(Excerpts from a figure dataset)
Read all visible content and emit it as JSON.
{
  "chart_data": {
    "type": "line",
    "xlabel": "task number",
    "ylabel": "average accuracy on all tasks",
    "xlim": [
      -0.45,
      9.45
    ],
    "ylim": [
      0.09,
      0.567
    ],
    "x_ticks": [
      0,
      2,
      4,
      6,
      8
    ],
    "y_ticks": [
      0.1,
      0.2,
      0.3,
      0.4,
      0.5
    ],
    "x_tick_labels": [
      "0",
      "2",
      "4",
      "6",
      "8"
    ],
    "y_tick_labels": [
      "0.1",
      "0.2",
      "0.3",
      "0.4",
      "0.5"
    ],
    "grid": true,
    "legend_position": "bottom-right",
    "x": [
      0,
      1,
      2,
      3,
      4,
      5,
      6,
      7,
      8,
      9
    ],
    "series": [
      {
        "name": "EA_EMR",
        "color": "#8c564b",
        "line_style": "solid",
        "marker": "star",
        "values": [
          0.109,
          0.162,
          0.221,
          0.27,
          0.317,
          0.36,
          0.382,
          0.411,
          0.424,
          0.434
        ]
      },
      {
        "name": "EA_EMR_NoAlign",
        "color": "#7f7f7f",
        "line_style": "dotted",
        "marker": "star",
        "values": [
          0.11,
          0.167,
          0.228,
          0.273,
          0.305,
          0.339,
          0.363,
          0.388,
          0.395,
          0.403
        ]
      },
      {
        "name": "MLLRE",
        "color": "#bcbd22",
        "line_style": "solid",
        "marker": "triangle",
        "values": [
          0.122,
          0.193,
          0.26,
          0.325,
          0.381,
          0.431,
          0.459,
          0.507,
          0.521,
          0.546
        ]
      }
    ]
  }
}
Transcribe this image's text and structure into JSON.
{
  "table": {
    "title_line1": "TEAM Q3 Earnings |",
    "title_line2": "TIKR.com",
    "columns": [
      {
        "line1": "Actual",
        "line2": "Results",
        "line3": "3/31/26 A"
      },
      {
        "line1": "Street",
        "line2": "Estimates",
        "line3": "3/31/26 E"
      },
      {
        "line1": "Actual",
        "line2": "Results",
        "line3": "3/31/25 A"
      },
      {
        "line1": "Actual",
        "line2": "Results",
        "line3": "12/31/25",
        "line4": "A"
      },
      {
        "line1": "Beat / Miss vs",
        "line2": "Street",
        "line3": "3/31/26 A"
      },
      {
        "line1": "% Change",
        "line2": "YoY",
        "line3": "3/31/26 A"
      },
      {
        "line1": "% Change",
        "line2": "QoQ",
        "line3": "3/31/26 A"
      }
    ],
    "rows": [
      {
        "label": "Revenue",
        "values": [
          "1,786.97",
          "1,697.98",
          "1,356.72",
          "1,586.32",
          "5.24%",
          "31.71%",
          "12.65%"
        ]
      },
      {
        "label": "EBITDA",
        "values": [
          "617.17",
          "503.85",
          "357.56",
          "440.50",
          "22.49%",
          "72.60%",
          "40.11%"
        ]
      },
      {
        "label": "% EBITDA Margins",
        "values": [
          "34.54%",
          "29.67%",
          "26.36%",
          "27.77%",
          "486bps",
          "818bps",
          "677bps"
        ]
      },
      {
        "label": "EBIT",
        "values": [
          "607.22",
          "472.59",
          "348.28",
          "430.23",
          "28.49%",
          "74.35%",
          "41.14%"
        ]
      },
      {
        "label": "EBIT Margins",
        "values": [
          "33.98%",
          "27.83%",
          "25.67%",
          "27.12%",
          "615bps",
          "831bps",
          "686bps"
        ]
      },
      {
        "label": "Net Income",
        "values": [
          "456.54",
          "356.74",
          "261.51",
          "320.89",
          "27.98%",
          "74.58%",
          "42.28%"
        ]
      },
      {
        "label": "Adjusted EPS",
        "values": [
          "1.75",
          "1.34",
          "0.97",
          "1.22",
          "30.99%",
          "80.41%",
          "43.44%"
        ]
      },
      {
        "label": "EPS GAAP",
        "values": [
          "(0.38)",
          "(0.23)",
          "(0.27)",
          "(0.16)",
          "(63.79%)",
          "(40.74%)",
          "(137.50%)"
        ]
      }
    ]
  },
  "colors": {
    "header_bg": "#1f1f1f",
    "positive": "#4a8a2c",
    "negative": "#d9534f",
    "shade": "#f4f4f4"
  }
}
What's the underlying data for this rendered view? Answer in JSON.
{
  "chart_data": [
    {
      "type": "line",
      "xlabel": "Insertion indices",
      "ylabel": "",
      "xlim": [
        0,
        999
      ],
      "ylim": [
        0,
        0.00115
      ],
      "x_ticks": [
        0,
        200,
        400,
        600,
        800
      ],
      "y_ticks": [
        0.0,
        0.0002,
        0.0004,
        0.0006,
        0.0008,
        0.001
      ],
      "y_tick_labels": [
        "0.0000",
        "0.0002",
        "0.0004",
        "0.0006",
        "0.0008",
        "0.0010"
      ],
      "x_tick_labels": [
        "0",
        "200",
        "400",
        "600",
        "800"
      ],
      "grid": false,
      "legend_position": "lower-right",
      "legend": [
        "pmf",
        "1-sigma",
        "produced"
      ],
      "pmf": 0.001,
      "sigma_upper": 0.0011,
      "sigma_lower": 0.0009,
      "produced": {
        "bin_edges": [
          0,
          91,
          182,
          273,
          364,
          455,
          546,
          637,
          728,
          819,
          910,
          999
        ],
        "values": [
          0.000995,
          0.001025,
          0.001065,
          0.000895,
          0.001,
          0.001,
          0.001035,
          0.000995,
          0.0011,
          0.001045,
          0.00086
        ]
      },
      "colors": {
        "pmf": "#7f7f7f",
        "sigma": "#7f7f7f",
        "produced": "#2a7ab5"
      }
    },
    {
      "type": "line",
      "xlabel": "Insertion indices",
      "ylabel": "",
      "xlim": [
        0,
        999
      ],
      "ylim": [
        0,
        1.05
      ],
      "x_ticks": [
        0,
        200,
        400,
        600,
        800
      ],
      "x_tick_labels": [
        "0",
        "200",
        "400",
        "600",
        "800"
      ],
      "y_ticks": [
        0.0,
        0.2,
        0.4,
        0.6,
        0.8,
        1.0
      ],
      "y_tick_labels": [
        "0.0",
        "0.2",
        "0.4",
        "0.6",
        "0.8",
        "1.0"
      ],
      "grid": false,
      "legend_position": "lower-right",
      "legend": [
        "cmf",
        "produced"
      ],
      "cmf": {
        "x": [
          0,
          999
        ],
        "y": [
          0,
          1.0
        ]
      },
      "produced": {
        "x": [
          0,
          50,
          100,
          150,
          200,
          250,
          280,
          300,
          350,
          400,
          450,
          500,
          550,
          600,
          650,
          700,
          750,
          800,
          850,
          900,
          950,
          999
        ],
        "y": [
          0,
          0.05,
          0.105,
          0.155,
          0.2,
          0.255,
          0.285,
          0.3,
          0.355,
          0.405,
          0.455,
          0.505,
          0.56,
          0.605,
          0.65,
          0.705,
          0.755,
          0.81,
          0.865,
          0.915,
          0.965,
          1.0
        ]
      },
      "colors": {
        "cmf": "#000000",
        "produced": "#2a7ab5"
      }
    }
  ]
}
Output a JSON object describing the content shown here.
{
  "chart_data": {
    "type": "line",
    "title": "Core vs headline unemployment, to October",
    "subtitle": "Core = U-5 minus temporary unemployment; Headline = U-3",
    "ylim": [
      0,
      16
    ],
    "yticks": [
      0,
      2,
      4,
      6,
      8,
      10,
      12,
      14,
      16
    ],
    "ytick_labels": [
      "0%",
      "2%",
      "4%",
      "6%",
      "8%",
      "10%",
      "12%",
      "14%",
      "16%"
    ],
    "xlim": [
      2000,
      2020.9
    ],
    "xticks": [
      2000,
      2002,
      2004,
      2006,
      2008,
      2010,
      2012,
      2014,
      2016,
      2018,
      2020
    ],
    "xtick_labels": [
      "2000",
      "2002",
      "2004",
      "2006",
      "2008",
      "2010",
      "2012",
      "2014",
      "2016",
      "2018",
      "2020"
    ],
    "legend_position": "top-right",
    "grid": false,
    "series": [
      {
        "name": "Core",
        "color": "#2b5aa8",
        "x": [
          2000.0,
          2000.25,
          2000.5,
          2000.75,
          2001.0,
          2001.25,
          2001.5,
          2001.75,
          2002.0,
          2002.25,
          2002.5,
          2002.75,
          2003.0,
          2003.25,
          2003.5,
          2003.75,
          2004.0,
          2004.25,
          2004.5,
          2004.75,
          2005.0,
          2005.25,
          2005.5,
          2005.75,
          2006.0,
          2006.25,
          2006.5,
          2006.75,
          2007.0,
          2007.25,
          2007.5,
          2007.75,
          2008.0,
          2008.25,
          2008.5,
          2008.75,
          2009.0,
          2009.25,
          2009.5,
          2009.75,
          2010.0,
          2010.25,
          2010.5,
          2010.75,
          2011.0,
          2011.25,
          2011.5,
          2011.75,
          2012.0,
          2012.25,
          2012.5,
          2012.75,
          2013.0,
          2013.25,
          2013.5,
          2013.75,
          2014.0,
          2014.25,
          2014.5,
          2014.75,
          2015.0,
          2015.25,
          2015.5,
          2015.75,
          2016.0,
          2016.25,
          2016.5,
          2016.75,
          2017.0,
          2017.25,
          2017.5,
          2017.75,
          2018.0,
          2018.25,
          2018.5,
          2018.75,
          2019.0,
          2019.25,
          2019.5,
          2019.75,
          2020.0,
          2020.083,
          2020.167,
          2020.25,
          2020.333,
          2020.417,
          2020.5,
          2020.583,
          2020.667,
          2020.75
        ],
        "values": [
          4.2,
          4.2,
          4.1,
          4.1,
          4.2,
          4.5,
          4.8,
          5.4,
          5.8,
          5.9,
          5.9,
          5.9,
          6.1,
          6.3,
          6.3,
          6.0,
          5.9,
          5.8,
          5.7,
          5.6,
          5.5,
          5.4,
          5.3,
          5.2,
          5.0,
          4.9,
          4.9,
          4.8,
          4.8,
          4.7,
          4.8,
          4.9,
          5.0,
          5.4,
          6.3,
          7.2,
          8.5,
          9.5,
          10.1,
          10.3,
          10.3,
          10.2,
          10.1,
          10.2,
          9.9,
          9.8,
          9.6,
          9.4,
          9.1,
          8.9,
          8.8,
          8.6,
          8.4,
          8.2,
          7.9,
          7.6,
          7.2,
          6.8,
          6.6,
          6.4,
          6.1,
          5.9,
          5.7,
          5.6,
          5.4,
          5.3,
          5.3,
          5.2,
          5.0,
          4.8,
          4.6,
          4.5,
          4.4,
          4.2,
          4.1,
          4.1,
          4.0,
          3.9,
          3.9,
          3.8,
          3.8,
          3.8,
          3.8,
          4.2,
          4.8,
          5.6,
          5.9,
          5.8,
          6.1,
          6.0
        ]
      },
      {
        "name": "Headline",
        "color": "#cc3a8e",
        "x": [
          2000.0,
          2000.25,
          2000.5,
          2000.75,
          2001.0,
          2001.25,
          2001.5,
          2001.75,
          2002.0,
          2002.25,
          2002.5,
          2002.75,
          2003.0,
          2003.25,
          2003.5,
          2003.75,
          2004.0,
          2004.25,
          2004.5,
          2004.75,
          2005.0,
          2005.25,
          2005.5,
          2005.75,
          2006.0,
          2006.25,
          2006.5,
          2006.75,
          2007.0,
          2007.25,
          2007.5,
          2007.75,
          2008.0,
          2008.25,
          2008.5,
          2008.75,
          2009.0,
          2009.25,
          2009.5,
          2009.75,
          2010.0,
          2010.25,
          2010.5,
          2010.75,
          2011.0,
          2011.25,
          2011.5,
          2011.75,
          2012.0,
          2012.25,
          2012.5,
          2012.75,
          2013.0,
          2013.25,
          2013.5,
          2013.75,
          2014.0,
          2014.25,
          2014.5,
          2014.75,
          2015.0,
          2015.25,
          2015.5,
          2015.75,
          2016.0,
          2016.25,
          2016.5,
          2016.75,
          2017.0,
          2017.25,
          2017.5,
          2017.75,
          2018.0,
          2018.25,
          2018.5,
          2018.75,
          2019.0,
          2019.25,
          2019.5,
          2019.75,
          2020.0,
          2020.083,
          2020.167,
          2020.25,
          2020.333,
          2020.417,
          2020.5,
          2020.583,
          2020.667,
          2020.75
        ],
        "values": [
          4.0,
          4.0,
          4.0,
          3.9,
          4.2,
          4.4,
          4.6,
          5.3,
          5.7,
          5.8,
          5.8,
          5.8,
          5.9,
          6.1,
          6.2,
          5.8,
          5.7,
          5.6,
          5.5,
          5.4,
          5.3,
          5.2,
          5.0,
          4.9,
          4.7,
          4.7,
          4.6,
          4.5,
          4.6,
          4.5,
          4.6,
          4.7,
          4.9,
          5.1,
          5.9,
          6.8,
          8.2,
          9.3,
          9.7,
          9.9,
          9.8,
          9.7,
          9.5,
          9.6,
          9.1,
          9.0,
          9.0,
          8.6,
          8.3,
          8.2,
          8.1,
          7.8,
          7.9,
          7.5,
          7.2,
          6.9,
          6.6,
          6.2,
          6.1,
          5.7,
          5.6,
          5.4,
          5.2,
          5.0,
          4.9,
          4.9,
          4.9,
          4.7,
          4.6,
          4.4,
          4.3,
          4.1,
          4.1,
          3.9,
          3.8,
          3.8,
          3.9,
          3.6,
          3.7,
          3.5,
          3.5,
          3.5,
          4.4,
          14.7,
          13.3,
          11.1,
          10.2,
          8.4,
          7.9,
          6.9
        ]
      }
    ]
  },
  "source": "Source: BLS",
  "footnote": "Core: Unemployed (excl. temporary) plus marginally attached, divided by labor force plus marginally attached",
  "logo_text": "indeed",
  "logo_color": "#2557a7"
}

→ Objective: Find the number of lines in which the word "right" occurs, and write nothing but that number.

→ Task output: 4